▸ TO DO: Identify, in the records below, every line where the string "سرمایه" appears, and copy each such line.
_ _ _ _ _ _ _
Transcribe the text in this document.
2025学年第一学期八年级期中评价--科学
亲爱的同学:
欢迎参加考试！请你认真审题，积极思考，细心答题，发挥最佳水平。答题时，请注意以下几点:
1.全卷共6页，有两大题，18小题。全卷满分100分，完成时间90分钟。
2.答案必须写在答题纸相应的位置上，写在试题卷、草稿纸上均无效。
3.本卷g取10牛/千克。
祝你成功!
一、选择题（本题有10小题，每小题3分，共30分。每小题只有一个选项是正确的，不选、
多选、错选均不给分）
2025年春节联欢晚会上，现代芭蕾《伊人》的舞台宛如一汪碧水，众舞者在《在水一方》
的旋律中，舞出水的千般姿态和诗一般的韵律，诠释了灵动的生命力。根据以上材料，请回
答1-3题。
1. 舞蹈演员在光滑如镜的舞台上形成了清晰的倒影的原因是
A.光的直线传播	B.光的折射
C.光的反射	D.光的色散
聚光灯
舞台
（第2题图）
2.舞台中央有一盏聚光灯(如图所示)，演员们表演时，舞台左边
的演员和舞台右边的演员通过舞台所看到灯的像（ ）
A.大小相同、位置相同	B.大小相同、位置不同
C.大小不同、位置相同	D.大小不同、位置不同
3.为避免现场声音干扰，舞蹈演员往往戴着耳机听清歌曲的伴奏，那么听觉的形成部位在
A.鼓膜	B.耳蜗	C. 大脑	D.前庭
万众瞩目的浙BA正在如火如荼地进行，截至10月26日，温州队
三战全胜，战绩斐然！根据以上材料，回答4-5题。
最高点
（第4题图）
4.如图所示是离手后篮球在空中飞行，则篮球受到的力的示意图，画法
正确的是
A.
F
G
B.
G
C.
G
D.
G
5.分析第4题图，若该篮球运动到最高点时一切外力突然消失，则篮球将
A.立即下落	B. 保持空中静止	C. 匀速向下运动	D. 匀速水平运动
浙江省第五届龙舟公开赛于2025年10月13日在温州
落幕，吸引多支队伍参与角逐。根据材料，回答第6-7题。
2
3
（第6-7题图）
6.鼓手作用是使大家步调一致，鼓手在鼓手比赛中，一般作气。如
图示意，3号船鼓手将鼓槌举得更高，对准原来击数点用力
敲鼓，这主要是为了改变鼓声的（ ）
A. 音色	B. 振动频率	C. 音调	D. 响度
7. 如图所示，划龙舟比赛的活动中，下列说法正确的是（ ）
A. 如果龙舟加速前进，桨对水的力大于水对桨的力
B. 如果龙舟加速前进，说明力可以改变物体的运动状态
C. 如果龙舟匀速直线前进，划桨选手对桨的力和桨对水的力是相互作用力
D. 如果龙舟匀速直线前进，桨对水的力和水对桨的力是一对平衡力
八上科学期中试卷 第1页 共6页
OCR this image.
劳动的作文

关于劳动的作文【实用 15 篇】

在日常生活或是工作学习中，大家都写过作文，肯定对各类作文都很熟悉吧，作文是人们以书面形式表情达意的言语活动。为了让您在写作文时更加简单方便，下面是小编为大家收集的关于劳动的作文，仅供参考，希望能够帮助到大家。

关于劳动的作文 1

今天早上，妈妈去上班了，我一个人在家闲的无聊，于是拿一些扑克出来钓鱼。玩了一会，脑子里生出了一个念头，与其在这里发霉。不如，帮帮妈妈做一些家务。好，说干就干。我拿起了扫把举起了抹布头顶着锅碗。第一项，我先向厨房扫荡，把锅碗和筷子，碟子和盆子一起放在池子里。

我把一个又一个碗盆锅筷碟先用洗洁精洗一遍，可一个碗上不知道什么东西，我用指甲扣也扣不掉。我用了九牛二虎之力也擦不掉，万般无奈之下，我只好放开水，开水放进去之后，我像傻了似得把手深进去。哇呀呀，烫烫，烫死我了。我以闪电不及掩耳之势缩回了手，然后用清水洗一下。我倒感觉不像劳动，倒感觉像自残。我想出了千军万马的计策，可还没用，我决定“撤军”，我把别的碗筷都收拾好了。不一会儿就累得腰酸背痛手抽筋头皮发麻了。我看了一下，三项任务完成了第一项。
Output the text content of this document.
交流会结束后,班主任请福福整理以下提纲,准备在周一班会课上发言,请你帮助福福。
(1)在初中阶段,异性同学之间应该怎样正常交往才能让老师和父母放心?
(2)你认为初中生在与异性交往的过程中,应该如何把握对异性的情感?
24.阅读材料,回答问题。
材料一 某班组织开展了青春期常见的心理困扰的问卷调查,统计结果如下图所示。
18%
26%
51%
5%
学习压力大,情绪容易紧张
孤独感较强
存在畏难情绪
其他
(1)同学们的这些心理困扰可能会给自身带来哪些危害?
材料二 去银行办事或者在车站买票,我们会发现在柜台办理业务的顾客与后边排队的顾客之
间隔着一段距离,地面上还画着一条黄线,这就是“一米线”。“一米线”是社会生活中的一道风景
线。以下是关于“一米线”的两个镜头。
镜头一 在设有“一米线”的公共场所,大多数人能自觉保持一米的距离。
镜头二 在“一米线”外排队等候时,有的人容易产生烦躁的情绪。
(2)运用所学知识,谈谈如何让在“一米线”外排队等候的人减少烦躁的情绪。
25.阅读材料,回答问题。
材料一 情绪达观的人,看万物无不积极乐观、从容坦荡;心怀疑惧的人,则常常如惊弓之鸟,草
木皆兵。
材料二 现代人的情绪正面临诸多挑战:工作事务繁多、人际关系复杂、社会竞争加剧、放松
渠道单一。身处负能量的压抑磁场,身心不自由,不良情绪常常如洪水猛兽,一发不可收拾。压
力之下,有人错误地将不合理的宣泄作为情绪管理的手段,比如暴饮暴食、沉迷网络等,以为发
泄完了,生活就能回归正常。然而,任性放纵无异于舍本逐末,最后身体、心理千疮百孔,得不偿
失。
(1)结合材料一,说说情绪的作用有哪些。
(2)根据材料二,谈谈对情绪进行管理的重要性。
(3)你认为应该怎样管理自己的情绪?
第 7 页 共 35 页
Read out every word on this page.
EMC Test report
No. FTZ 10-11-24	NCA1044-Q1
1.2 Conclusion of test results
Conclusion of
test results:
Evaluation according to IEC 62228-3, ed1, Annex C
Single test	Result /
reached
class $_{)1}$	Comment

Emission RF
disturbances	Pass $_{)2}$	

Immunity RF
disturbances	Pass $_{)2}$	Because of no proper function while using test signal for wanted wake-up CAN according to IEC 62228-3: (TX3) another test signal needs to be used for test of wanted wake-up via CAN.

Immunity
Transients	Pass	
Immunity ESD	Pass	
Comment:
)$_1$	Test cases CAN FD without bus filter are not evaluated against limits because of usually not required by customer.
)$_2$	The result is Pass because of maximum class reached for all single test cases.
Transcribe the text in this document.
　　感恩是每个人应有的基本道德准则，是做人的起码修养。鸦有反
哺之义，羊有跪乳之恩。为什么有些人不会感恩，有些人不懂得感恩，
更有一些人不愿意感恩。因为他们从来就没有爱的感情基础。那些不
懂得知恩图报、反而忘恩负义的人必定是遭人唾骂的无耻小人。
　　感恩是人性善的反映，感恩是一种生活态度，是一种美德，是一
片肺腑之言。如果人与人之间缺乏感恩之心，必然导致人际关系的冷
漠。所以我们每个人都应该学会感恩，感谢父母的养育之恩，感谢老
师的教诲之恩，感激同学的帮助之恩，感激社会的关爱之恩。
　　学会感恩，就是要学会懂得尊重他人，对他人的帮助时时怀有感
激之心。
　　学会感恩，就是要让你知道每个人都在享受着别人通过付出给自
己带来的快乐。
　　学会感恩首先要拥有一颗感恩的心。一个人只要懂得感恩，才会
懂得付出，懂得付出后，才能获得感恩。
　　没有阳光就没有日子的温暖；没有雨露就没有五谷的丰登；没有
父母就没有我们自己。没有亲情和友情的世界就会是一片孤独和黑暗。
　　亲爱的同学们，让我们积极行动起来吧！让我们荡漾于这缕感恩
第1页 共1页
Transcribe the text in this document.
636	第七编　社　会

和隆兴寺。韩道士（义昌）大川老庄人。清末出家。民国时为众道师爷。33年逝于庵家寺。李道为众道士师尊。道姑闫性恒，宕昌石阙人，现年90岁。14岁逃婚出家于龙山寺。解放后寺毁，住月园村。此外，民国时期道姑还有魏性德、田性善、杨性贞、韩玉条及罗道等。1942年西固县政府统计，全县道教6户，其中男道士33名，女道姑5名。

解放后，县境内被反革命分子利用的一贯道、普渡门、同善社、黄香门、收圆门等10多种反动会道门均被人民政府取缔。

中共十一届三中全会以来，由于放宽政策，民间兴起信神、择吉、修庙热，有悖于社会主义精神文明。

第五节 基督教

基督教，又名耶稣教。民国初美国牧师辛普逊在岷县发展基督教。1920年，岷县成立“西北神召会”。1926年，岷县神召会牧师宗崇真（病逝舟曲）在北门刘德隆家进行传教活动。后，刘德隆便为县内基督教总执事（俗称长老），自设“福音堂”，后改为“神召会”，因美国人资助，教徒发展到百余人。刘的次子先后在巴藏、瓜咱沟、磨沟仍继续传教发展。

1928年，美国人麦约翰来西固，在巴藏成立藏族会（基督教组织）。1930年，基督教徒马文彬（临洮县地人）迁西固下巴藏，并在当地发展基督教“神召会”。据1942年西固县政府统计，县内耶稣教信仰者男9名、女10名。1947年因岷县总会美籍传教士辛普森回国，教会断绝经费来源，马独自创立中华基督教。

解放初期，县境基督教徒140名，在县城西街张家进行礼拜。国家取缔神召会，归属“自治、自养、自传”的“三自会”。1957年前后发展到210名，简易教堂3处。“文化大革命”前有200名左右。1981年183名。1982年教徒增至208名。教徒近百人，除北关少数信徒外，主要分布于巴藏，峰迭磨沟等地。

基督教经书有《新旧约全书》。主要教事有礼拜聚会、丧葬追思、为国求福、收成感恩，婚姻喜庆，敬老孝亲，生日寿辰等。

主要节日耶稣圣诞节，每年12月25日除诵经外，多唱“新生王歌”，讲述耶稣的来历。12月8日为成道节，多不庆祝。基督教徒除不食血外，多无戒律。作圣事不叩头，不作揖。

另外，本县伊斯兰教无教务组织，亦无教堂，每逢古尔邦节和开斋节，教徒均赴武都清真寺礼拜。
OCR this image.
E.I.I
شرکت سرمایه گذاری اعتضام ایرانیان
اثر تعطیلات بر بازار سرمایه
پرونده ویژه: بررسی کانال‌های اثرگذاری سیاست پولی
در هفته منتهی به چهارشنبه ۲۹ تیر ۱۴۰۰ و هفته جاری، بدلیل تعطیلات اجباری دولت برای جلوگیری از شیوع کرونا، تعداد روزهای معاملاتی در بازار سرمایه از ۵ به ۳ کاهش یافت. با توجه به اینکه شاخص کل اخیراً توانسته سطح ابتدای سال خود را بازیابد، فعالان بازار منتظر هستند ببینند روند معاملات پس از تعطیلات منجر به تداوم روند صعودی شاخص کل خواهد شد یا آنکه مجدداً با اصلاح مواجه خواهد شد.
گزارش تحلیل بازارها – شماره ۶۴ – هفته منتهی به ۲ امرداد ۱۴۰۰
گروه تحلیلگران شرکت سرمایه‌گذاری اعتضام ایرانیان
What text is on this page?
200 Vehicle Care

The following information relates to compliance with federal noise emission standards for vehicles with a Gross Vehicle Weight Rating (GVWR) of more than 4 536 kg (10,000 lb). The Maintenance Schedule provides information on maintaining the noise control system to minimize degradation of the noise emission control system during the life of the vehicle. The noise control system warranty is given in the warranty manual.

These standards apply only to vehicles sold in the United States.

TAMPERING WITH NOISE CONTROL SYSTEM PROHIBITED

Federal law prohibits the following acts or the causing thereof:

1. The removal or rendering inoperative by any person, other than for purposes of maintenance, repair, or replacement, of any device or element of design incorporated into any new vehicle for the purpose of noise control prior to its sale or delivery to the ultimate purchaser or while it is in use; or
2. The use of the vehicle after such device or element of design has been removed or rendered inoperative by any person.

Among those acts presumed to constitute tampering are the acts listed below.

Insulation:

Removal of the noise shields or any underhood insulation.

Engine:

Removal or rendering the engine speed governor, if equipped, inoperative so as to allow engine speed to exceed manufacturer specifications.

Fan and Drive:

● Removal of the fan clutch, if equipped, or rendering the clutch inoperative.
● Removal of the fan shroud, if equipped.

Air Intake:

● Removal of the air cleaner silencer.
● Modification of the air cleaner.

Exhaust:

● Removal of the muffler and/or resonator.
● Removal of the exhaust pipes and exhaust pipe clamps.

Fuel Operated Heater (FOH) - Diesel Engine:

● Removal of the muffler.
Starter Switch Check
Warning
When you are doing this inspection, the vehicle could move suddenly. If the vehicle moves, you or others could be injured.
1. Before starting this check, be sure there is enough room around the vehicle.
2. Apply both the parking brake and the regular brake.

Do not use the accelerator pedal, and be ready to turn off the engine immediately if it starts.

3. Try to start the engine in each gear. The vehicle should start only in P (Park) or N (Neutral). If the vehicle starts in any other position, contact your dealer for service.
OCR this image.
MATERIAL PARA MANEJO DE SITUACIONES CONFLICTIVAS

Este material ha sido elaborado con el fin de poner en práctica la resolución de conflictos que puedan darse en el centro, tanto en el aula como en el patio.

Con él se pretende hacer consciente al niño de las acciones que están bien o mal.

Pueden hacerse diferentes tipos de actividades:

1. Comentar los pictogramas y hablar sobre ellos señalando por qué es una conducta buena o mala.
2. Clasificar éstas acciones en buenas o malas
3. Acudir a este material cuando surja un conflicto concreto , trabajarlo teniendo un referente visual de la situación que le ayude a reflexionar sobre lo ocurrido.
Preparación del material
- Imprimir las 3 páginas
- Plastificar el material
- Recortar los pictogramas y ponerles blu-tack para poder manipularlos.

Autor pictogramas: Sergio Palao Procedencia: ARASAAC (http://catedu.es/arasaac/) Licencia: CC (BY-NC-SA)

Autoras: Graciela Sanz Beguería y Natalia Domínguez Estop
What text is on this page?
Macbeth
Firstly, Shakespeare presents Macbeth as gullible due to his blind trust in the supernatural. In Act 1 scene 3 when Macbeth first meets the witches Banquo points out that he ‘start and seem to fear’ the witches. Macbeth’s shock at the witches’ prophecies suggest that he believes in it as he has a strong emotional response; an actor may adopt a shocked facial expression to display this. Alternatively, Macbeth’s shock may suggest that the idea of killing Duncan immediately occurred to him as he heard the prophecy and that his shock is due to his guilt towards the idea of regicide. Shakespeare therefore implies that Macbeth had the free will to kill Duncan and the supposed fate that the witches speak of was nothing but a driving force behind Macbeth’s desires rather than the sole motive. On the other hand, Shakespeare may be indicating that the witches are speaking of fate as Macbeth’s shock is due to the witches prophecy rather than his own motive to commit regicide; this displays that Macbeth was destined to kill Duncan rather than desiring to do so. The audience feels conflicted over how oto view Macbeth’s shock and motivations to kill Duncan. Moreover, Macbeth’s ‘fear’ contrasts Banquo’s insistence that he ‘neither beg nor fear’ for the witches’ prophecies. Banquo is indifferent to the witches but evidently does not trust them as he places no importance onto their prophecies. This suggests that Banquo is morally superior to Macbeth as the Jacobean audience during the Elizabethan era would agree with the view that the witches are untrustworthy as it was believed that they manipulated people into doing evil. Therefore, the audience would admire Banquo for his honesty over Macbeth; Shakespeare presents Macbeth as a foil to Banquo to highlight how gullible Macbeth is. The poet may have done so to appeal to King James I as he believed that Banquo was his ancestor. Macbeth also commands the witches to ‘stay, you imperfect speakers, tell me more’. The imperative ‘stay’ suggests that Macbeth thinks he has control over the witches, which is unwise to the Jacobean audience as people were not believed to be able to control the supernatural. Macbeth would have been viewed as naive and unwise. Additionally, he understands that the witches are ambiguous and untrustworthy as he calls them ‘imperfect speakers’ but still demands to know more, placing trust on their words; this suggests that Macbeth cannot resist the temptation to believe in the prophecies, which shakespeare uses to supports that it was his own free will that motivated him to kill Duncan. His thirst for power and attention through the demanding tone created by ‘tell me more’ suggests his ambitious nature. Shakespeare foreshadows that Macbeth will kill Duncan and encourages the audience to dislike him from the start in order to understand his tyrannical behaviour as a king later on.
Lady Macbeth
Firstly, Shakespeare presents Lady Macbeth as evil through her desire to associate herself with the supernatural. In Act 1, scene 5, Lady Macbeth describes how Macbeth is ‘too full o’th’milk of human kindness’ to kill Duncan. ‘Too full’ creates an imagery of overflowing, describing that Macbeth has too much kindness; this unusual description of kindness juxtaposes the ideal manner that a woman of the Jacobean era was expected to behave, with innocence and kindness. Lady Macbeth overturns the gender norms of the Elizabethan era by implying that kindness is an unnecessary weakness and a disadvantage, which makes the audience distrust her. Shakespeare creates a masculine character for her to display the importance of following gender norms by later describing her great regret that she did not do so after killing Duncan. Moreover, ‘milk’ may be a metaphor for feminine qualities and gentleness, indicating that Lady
_ _ _ _ _ _ _
▸ ANSWER FOR THE TASK:
شرکت سرمایه گذاری اعتضام ایرانیان
اثر تعطیلات بر بازار سرمایه
در هفته منتهی به چهارشنبه ۲۹ تیر ۱۴۰۰ و هفته جاری، بدلیل تعطیلات اجباری دولت برای جلوگیری از شیوع کرونا، تعداد روزهای معاملاتی در بازار سرمایه از ۵ به ۳ کاهش یافت. با توجه به اینکه شاخص کل اخیراً توانسته سطح ابتدای سال خود را بازیابد، فعالان بازار منتظر هستند ببینند روند معاملات پس از تعطیلات منجر به تداوم روند صعودی شاخص کل خواهد شد یا آنکه مجدداً با اصلاح مواجه خواهد شد.
گروه تحلیلگران شرکت سرمایه‌گذاری اعتضام ایرانیان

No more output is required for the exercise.